#### LISTING:
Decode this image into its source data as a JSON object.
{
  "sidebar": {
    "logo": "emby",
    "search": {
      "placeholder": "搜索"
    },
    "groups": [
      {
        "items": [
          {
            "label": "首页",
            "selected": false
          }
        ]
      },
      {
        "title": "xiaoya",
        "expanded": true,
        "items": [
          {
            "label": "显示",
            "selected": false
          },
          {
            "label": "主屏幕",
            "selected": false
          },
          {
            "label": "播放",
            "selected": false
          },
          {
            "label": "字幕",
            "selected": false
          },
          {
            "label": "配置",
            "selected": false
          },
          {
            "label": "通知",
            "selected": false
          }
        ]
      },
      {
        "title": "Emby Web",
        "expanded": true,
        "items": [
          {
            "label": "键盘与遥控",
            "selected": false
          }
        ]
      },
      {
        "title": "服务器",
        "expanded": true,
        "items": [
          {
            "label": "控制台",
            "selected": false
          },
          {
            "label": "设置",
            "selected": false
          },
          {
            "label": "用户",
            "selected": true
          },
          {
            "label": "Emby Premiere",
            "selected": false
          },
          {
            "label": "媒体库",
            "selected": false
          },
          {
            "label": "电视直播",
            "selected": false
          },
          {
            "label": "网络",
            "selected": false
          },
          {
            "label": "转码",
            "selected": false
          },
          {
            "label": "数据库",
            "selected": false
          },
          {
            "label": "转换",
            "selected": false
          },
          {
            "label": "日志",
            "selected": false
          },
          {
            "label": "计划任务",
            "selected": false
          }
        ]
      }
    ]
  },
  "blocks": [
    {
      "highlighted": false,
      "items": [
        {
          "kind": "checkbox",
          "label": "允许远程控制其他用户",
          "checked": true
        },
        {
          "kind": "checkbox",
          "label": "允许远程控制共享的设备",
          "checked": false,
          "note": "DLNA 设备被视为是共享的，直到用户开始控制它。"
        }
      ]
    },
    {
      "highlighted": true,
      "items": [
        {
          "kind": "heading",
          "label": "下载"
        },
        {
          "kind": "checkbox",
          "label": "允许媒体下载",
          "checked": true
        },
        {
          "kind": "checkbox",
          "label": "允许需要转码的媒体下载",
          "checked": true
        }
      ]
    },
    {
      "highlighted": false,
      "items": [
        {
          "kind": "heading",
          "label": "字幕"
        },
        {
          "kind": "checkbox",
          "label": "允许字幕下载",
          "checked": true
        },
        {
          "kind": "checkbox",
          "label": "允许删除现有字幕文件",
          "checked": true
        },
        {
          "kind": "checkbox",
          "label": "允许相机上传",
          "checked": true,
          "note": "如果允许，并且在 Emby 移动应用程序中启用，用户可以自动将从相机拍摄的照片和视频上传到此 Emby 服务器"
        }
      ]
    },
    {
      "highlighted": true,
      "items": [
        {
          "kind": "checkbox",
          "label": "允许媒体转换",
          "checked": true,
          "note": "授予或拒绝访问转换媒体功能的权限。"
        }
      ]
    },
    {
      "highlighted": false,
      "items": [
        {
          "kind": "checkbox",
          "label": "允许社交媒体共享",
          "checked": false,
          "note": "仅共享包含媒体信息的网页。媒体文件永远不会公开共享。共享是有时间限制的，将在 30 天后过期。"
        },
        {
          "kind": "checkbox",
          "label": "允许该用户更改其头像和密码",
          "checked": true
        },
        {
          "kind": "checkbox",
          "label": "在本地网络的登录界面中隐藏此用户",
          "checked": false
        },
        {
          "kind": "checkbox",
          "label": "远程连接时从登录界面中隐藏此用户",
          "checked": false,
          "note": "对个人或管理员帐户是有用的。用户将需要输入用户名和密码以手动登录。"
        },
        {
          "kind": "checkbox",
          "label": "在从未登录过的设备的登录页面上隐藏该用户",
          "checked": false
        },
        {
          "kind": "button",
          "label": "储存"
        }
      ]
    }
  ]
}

#### PROBLEM:
Every entry above needs to be quoted exactly.

#### EXPECTED OUTPUT:
Decode this image into its source data as a JSON object.
{
  "sidebar": {
    "logo": "emby",
    "search": {
      "placeholder": "搜索"
    },
    "groups": [
      {
        "items": [
          {
            "label": "首页",
            "selected": false
          }
        ]
      },
      {
        "title": "xiaoya",
        "expanded": true,
        "items": [
          {
            "label": "显示",
            "selected": false
          },
          {
            "label": "主屏幕",
            "selected": false
          },
          {
            "label": "播放",
            "selected": false
          },
          {
            "label": "字幕",
            "selected": false
          },
          {
            "label": "配置",
            "selected": false
          },
          {
            "label": "通知",
            "selected": false
          }
        ]
      },
      {
        "title": "Emby Web",
        "expanded": true,
        "items": [
          {
            "label": "键盘与遥控",
            "selected": false
          }
        ]
      },
      {
        "title": "服务器",
        "expanded": true,
        "items": [
          {
            "label": "控制台",
            "selected": false
          },
          {
            "label": "设置",
            "selected": false
          },
          {
            "label": "用户",
            "selected": true
          },
          {
            "label": "Emby Premiere",
            "selected": false
          },
          {
            "label": "媒体库",
            "selected": false
          },
          {
            "label": "电视直播",
            "selected": false
          },
          {
            "label": "网络",
            "selected": false
          },
          {
            "label": "转码",
            "selected": false
          },
          {
            "label": "数据库",
            "selected": false
          },
          {
            "label": "转换",
            "selected": false
          },
          {
            "label": "日志",
            "selected": false
          },
          {
            "label": "计划任务",
            "selected": false
          }
        ]
      }
    ]
  },
  "blocks": [
    {
      "highlighted": false,
      "items": [
        {
          "kind": "checkbox",
          "label": "允许远程控制其他用户",
          "checked": true
        },
        {
          "kind": "checkbox",
          "label": "允许远程控制共享的设备",
          "checked": false,
          "note": "DLNA 设备被视为是共享的，直到用户开始控制它。"
        }
      ]
    },
    {
      "highlighted": true,
      "items": [
        {
          "kind": "heading",
          "label": "下载"
        },
        {
          "kind": "checkbox",
          "label": "允许媒体下载",
          "checked": true
        },
        {
          "kind": "checkbox",
          "label": "允许需要转码的媒体下载",
          "checked": true
        }
      ]
    },
    {
      "highlighted": false,
      "items": [
        {
          "kind": "heading",
          "label": "字幕"
        },
        {
          "kind": "checkbox",
          "label": "允许字幕下载",
          "checked": true
        },
        {
          "kind": "checkbox",
          "label": "允许删除现有字幕文件",
          "checked": true
        },
        {
          "kind": "checkbox",
          "label": "允许相机上传",
          "checked": true,
          "note": "如果允许，并且在 Emby 移动应用程序中启用，用户可以自动将从相机拍摄的照片和视频上传到此 Emby 服务器"
        }
      ]
    },
    {
      "highlighted": true,
      "items": [
        {
          "kind": "checkbox",
          "label": "允许媒体转换",
          "checked": true,
          "note": "授予或拒绝访问转换媒体功能的权限。"
        }
      ]
    },
    {
      "highlighted": false,
      "items": [
        {
          "kind": "checkbox",
          "label": "允许社交媒体共享",
          "checked": false,
          "note": "仅共享包含媒体信息的网页。媒体文件永远不会公开共享。共享是有时间限制的，将在 30 天后过期。"
        },
        {
          "kind": "checkbox",
          "label": "允许该用户更改其头像和密码",
          "checked": true
        },
        {
          "kind": "checkbox",
          "label": "在本地网络的登录界面中隐藏此用户",
          "checked": false
        },
        {
          "kind": "checkbox",
          "label": "远程连接时从登录界面中隐藏此用户",
          "checked": false,
          "note": "对个人或管理员帐户是有用的。用户将需要输入用户名和密码以手动登录。"
        },
        {
          "kind": "checkbox",
          "label": "在从未登录过的设备的登录页面上隐藏该用户",
          "checked": false
        },
        {
          "kind": "button",
          "label": "储存"
        }
      ]
    }
  ]
}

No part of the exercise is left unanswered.